■ YOUR OBJECTIVE
Exactly reproduce the lines that follow.

#####

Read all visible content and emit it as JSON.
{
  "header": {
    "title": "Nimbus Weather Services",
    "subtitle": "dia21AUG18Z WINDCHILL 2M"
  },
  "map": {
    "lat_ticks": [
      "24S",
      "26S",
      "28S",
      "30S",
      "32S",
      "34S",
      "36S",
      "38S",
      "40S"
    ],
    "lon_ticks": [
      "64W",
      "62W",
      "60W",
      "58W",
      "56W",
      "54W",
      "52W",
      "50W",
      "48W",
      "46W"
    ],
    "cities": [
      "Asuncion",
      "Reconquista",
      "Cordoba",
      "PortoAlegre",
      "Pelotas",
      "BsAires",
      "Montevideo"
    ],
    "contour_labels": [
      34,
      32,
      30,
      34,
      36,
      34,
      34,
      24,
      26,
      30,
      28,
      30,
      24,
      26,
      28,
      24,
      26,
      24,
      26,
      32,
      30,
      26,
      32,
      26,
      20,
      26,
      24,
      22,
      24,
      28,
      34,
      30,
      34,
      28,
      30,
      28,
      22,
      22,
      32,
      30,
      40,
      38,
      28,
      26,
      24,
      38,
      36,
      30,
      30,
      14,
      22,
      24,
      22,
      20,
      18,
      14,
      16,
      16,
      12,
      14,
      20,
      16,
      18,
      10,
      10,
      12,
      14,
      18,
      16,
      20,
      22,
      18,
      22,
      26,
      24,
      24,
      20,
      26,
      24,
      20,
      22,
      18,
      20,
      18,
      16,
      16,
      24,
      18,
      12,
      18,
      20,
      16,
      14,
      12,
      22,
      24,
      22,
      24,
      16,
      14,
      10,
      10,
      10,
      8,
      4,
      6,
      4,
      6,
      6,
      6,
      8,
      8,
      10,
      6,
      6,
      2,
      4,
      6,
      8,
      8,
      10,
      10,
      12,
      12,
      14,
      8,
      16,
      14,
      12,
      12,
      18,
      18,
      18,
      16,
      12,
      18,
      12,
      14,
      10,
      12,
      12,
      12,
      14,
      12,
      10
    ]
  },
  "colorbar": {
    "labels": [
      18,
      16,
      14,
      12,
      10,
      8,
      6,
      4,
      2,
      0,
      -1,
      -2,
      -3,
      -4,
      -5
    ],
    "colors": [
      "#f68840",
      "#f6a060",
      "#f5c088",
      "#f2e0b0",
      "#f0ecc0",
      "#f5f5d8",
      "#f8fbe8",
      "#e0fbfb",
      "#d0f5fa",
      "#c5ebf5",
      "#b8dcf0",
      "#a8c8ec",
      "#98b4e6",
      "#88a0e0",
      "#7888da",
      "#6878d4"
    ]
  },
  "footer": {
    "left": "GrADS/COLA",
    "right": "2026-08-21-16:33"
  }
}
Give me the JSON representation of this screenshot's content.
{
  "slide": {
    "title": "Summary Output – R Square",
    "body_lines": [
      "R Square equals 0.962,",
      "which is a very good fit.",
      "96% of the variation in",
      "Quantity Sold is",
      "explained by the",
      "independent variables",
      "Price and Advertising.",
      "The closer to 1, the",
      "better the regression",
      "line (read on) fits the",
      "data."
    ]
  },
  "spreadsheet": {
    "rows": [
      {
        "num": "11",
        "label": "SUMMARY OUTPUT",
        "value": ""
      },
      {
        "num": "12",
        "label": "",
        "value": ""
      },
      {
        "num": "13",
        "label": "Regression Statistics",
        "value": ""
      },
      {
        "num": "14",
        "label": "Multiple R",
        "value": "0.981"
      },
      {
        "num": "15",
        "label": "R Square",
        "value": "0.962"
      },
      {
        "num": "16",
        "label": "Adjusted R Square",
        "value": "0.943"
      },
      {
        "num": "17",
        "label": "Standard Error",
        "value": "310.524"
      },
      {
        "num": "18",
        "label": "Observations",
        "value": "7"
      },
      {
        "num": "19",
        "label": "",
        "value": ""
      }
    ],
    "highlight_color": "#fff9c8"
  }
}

#####

■ SOLVED PROBLEM
Read all visible content and emit it as JSON.
{
  "header": {
    "title": "Nimbus Weather Services",
    "subtitle": "dia21AUG18Z WINDCHILL 2M"
  },
  "map": {
    "lat_ticks": [
      "24S",
      "26S",
      "28S",
      "30S",
      "32S",
      "34S",
      "36S",
      "38S",
      "40S"
    ],
    "lon_ticks": [
      "64W",
      "62W",
      "60W",
      "58W",
      "56W",
      "54W",
      "52W",
      "50W",
      "48W",
      "46W"
    ],
    "cities": [
      "Asuncion",
      "Reconquista",
      "Cordoba",
      "PortoAlegre",
      "Pelotas",
      "BsAires",
      "Montevideo"
    ],
    "contour_labels": [
      34,
      32,
      30,
      34,
      36,
      34,
      34,
      24,
      26,
      30,
      28,
      30,
      24,
      26,
      28,
      24,
      26,
      24,
      26,
      32,
      30,
      26,
      32,
      26,
      20,
      26,
      24,
      22,
      24,
      28,
      34,
      30,
      34,
      28,
      30,
      28,
      22,
      22,
      32,
      30,
      40,
      38,
      28,
      26,
      24,
      38,
      36,
      30,
      30,
      14,
      22,
      24,
      22,
      20,
      18,
      14,
      16,
      16,
      12,
      14,
      20,
      16,
      18,
      10,
      10,
      12,
      14,
      18,
      16,
      20,
      22,
      18,
      22,
      26,
      24,
      24,
      20,
      26,
      24,
      20,
      22,
      18,
      20,
      18,
      16,
      16,
      24,
      18,
      12,
      18,
      20,
      16,
      14,
      12,
      22,
      24,
      22,
      24,
      16,
      14,
      10,
      10,
      10,
      8,
      4,
      6,
      4,
      6,
      6,
      6,
      8,
      8,
      10,
      6,
      6,
      2,
      4,
      6,
      8,
      8,
      10,
      10,
      12,
      12,
      14,
      8,
      16,
      14,
      12,
      12,
      18,
      18,
      18,
      16,
      12,
      18,
      12,
      14,
      10,
      12,
      12,
      12,
      14,
      12,
      10
    ]
  },
  "colorbar": {
    "labels": [
      18,
      16,
      14,
      12,
      10,
      8,
      6,
      4,
      2,
      0,
      -1,
      -2,
      -3,
      -4,
      -5
    ],
    "colors": [
      "#f68840",
      "#f6a060",
      "#f5c088",
      "#f2e0b0",
      "#f0ecc0",
      "#f5f5d8",
      "#f8fbe8",
      "#e0fbfb",
      "#d0f5fa",
      "#c5ebf5",
      "#b8dcf0",
      "#a8c8ec",
      "#98b4e6",
      "#88a0e0",
      "#7888da",
      "#6878d4"
    ]
  },
  "footer": {
    "left": "GrADS/COLA",
    "right": "2026-08-21-16:33"
  }
}
Give me the JSON representation of this screenshot's content.
{
  "slide": {
    "title": "Summary Output – R Square",
    "body_lines": [
      "R Square equals 0.962,",
      "which is a very good fit.",
      "96% of the variation in",
      "Quantity Sold is",
      "explained by the",
      "independent variables",
      "Price and Advertising.",
      "The closer to 1, the",
      "better the regression",
      "line (read on) fits the",
      "data."
    ]
  },
  "spreadsheet": {
    "rows": [
      {
        "num": "11",
        "label": "SUMMARY OUTPUT",
        "value": ""
      },
      {
        "num": "12",
        "label": "",
        "value": ""
      },
      {
        "num": "13",
        "label": "Regression Statistics",
        "value": ""
      },
      {
        "num": "14",
        "label": "Multiple R",
        "value": "0.981"
      },
      {
        "num": "15",
        "label": "R Square",
        "value": "0.962"
      },
      {
        "num": "16",
        "label": "Adjusted R Square",
        "value": "0.943"
      },
      {
        "num": "17",
        "label": "Standard Error",
        "value": "310.524"
      },
      {
        "num": "18",
        "label": "Observations",
        "value": "7"
      },
      {
        "num": "19",
        "label": "",
        "value": ""
      }
    ],
    "highlight_color": "#fff9c8"
  }
}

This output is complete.